● **Task prompt**: Return all entries word for word, but drop any images.

------------------------

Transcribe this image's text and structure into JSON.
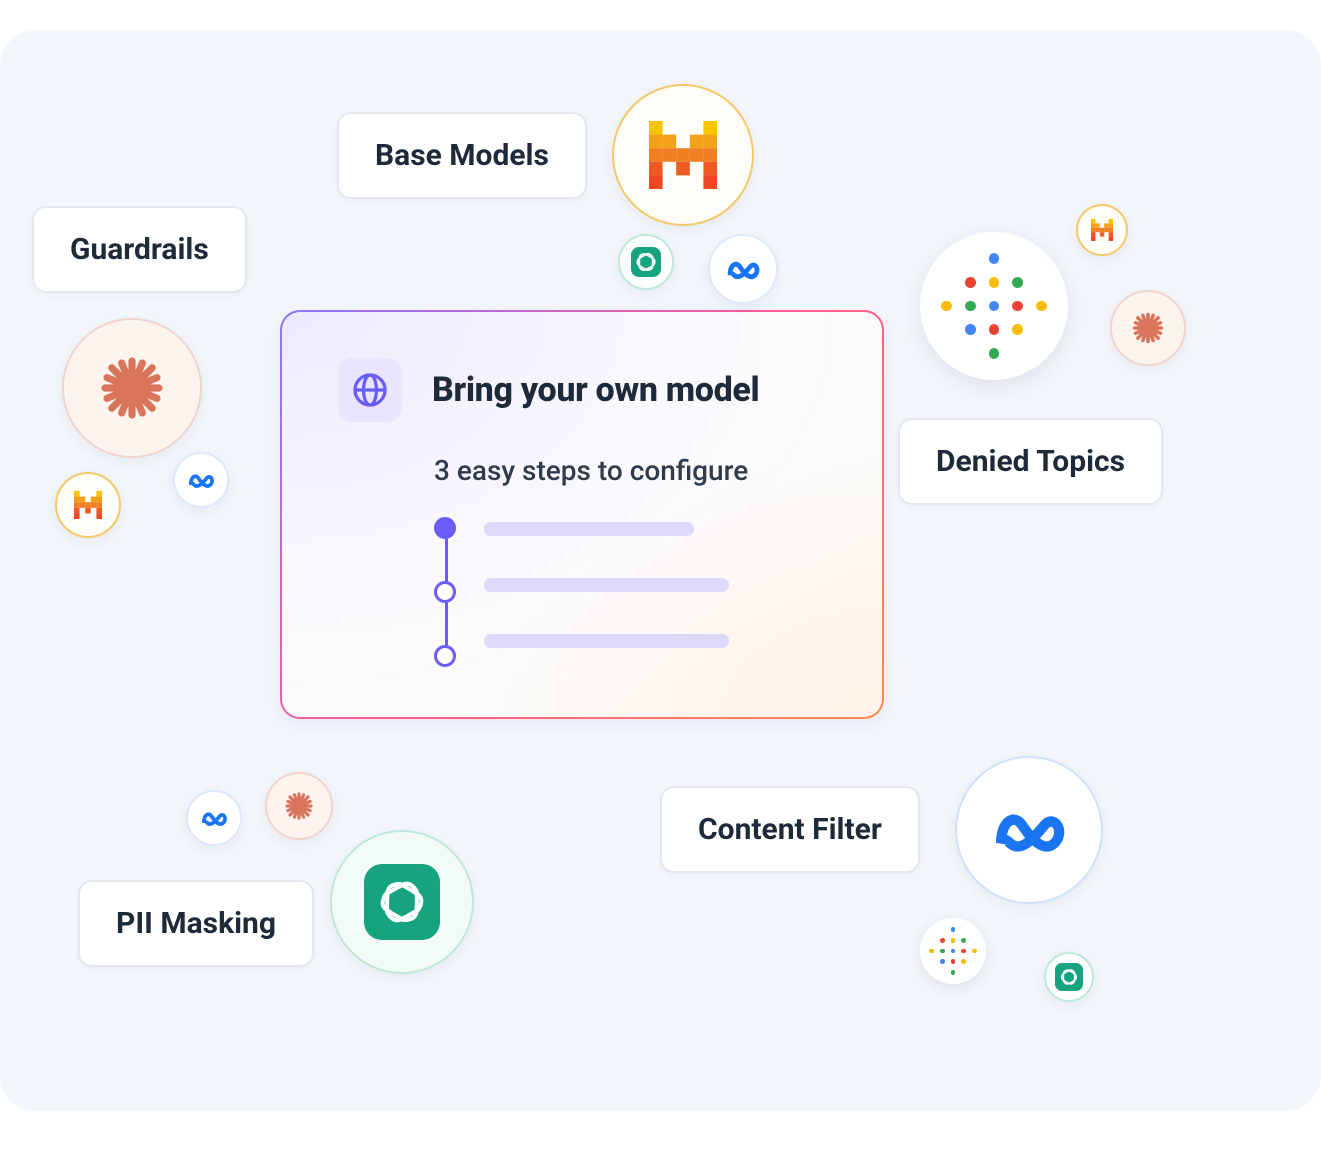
{
  "card": {
    "title": "Bring your own model",
    "subtitle": "3 easy steps to configure",
    "steps_count": 3
  },
  "chips": {
    "base_models": "Base Models",
    "guardrails": "Guardrails",
    "denied_topics": "Denied Topics",
    "content_filter": "Content Filter",
    "pii_masking": "PII Masking"
  },
  "brands": {
    "mistral": "Mistral",
    "openai": "OpenAI",
    "meta": "Meta",
    "google": "Google",
    "claude": "Claude"
  },
  "colors": {
    "indigo": "#6a5cf6",
    "openai_green": "#16a37f",
    "meta_blue": "#1975f1",
    "claude_terra": "#d9755a",
    "mistral_orange": "#f4a11a",
    "mistral_red": "#ef4723",
    "google_blue": "#4285F4",
    "google_red": "#EA4335",
    "google_yellow": "#FBBC05",
    "google_green": "#34A853"
  }
}
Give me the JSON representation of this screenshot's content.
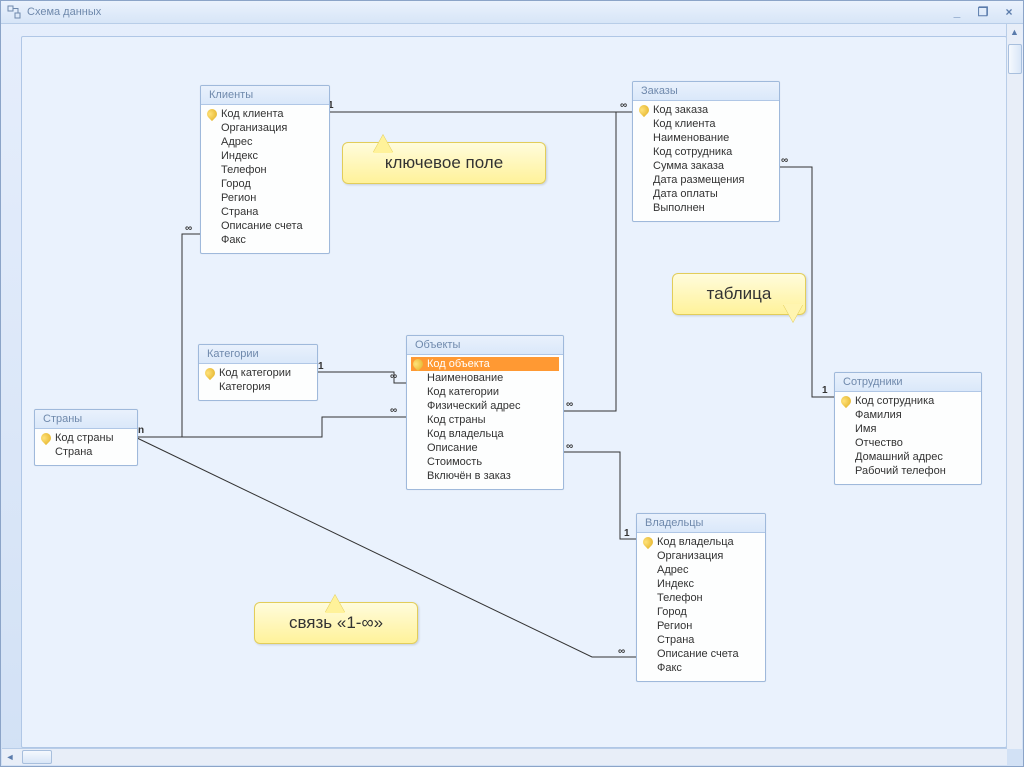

------------------------

● **Output**:
Transcribe this image's text and structure into JSON.
{
  "card": {
    "title": "Bring your own model",
    "subtitle": "3 easy steps to configure",
    "steps_count": 3
  },
  "chips": {
    "base_models": "Base Models",
    "guardrails": "Guardrails",
    "denied_topics": "Denied Topics",
    "content_filter": "Content Filter",
    "pii_masking": "PII Masking"
  },
  "brands": {
    "mistral": "Mistral",
    "openai": "OpenAI",
    "meta": "Meta",
    "google": "Google",
    "claude": "Claude"
  },
  "colors": {
    "indigo": "#6a5cf6",
    "openai_green": "#16a37f",
    "meta_blue": "#1975f1",
    "claude_terra": "#d9755a",
    "mistral_orange": "#f4a11a",
    "mistral_red": "#ef4723",
    "google_blue": "#4285F4",
    "google_red": "#EA4335",
    "google_yellow": "#FBBC05",
    "google_green": "#34A853"
  }
}
Give me the JSON representation of this screenshot's content.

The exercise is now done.